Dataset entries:
..............................

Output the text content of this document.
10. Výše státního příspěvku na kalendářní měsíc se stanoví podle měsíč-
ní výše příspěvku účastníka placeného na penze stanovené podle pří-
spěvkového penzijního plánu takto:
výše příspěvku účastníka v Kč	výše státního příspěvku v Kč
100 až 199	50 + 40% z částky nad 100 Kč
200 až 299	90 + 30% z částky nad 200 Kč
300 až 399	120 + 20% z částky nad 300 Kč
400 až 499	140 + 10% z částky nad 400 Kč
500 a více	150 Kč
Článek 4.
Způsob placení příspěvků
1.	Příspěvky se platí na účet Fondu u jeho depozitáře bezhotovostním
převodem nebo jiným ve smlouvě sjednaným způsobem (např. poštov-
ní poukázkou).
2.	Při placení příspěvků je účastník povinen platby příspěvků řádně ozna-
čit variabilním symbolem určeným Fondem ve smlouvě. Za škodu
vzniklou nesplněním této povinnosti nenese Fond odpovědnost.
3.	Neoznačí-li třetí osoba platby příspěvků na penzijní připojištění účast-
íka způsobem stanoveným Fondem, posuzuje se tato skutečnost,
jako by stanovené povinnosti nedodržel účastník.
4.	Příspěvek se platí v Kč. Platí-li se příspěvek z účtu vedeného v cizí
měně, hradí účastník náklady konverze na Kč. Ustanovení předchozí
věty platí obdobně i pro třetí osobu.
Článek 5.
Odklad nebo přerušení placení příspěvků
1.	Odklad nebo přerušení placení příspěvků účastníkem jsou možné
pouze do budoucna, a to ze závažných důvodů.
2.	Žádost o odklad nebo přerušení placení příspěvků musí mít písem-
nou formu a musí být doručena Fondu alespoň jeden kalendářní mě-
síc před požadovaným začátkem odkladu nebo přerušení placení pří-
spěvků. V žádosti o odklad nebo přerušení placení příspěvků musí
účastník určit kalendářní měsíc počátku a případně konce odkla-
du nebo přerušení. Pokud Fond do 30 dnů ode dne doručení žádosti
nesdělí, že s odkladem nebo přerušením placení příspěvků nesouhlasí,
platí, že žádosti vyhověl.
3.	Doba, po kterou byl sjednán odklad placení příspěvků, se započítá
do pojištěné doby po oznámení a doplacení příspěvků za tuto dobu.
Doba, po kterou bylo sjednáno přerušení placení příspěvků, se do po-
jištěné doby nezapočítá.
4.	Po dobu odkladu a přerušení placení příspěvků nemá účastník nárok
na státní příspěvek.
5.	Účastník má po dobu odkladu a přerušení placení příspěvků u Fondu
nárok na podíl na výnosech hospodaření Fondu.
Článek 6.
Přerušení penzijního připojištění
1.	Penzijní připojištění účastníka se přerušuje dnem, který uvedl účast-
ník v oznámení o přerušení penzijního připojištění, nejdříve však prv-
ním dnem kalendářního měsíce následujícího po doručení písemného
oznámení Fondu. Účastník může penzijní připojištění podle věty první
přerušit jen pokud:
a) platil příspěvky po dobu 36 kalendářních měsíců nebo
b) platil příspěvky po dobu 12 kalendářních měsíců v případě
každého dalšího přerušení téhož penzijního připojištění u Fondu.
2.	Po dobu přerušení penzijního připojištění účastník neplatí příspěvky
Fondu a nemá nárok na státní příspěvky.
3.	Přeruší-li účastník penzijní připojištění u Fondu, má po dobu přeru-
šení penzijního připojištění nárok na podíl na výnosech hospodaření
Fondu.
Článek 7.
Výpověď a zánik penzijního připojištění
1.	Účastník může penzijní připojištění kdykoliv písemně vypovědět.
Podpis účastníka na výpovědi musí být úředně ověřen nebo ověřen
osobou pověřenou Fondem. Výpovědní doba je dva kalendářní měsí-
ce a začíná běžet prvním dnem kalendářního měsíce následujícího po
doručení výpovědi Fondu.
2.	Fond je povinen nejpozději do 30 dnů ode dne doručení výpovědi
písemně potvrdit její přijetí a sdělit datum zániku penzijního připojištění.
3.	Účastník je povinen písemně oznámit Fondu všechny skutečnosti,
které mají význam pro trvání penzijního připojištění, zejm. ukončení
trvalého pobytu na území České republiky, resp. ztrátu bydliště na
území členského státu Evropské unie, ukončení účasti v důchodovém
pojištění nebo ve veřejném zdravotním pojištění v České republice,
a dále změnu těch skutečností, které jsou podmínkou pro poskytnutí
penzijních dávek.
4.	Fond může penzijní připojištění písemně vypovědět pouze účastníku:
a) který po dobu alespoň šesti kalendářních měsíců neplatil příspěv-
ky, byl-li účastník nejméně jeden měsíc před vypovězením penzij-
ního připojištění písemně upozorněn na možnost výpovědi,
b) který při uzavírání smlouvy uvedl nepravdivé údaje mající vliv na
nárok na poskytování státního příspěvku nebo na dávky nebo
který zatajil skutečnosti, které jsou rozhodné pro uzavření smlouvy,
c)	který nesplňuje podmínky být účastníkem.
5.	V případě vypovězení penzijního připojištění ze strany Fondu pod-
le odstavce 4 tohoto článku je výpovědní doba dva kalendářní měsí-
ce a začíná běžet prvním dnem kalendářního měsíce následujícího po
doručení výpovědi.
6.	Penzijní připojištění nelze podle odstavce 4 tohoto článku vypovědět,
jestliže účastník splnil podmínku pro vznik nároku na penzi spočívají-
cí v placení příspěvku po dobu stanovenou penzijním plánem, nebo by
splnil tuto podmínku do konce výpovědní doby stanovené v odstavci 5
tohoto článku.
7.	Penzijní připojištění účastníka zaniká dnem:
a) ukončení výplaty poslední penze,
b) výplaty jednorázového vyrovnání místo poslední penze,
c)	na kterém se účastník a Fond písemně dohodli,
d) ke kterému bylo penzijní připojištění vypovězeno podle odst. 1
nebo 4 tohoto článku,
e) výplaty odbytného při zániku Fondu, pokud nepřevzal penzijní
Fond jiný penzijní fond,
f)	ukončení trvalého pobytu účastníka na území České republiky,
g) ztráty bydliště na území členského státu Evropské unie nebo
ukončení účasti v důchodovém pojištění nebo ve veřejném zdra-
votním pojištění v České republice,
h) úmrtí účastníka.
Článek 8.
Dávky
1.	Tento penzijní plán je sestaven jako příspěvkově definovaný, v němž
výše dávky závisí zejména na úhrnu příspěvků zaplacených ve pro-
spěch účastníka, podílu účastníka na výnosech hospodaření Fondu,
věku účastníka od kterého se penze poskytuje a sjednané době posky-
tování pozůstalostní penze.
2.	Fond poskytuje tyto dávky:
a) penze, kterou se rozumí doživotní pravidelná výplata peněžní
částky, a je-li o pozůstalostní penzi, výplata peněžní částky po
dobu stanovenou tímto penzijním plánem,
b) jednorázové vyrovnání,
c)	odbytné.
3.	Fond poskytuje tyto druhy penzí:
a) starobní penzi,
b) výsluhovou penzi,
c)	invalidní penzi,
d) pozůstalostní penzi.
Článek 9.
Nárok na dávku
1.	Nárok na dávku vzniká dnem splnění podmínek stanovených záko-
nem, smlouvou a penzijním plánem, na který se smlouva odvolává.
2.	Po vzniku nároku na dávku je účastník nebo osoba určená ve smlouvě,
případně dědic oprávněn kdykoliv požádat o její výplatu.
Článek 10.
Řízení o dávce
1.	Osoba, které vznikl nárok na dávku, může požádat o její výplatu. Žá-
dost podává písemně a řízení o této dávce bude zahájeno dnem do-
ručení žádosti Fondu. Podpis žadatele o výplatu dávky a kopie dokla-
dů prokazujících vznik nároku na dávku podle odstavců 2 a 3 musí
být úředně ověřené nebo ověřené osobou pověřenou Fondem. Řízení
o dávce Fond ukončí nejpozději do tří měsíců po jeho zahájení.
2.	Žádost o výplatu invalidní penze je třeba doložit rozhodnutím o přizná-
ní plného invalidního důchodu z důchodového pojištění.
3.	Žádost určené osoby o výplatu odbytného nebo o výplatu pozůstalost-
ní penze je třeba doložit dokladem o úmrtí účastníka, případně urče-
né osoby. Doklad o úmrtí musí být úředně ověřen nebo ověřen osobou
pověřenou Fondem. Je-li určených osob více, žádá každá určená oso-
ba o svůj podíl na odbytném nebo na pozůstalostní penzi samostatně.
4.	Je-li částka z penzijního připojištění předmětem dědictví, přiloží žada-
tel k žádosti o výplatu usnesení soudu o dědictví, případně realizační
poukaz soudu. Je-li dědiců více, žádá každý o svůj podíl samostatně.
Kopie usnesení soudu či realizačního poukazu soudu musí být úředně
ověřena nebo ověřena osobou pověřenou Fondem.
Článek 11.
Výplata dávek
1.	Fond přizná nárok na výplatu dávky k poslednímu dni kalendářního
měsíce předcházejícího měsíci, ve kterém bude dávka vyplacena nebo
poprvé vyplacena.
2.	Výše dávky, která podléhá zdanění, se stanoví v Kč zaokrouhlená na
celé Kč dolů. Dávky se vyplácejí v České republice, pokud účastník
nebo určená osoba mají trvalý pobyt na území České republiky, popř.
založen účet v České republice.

..............................

Written problem:
Select every line of the material above holding the word "výpovědi" and copy it.

Finished answer:
Podpis účastníka na výpovědi musí být úředně ověřen nebo ověřen
doručení výpovědi Fondu.
2.	Fond je povinen nejpozději do 30 dnů ode dne doručení výpovědi
ního připojištění písemně upozorněn na možnost výpovědi,
doručení výpovědi.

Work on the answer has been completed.